Task description
Copy every row below word for word, leaving out the pictures.

Provided entries
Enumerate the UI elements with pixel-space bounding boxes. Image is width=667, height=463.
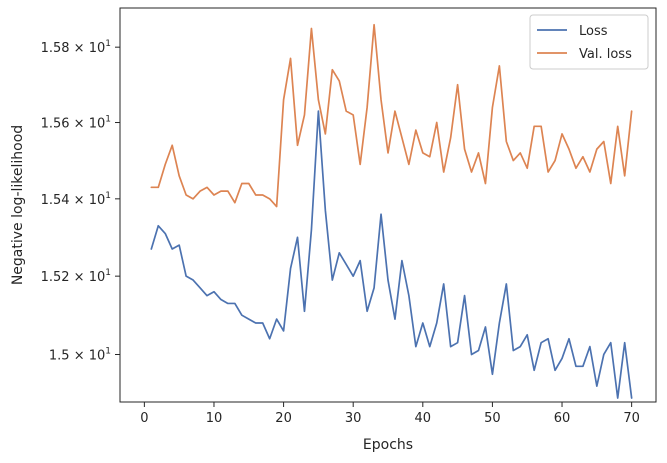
x-tick-label: 20 <box>275 411 292 426</box>
y-tick-label: 1.52 × 101 <box>41 268 111 285</box>
x-axis: 0 10 20 30 40 50 60 70 <box>140 402 640 426</box>
series-layer <box>150 23 633 399</box>
series-line-val-loss <box>150 23 633 208</box>
y-tick-label: 1.54 × 101 <box>41 191 111 208</box>
x-tick-label: 40 <box>415 411 432 426</box>
x-tick-label: 70 <box>623 411 640 426</box>
x-tick-label: 10 <box>206 411 223 426</box>
x-tick-label: 60 <box>554 411 571 426</box>
x-axis-label: Epochs <box>363 437 413 453</box>
x-tick-label: 30 <box>345 411 362 426</box>
y-tick-label: 1.58 × 101 <box>41 39 111 56</box>
y-axis: 1.5 × 101 1.52 × 101 1.54 × 101 1.56 × 101 1… <box>41 39 120 363</box>
y-axis-label: Negative log-likelihood <box>10 125 26 285</box>
x-tick-label: 50 <box>484 411 501 426</box>
plot-frame <box>119 7 657 403</box>
legend-box <box>529 14 649 70</box>
y-tick-label: 1.5 × 101 <box>49 346 111 363</box>
x-tick-label: 0 <box>140 411 148 426</box>
legend-label-loss: Loss <box>579 24 608 39</box>
legend: Loss Val. loss <box>529 14 649 70</box>
y-tick-label: 1.56 × 101 <box>41 115 111 132</box>
legend-label-val-loss: Val. loss <box>579 47 632 62</box>
series-line-loss <box>150 110 633 399</box>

Output for this exercise
Enumerate the UI elements with pixel-space bounding boxes. Image is width=667, height=463.
x-tick-label: 20 <box>275 411 292 426</box>
y-tick-label: 1.52 × 101 <box>41 268 111 285</box>
x-axis: 0 10 20 30 40 50 60 70 <box>140 402 640 426</box>
series-layer <box>150 23 633 399</box>
series-line-val-loss <box>150 23 633 208</box>
y-tick-label: 1.54 × 101 <box>41 191 111 208</box>
x-tick-label: 40 <box>415 411 432 426</box>
x-tick-label: 70 <box>623 411 640 426</box>
x-tick-label: 10 <box>206 411 223 426</box>
x-tick-label: 60 <box>554 411 571 426</box>
x-axis-label: Epochs <box>363 437 413 453</box>
x-tick-label: 30 <box>345 411 362 426</box>
y-tick-label: 1.58 × 101 <box>41 39 111 56</box>
y-axis: 1.5 × 101 1.52 × 101 1.54 × 101 1.56 × 101 1… <box>41 39 120 363</box>
y-axis-label: Negative log-likelihood <box>10 125 26 285</box>
x-tick-label: 50 <box>484 411 501 426</box>
plot-frame <box>119 7 657 403</box>
legend-box <box>529 14 649 70</box>
y-tick-label: 1.5 × 101 <box>49 346 111 363</box>
x-tick-label: 0 <box>140 411 148 426</box>
legend-label-loss: Loss <box>579 24 608 39</box>
legend: Loss Val. loss <box>529 14 649 70</box>
y-tick-label: 1.56 × 101 <box>41 115 111 132</box>
legend-label-val-loss: Val. loss <box>579 47 632 62</box>
series-line-loss <box>150 110 633 399</box>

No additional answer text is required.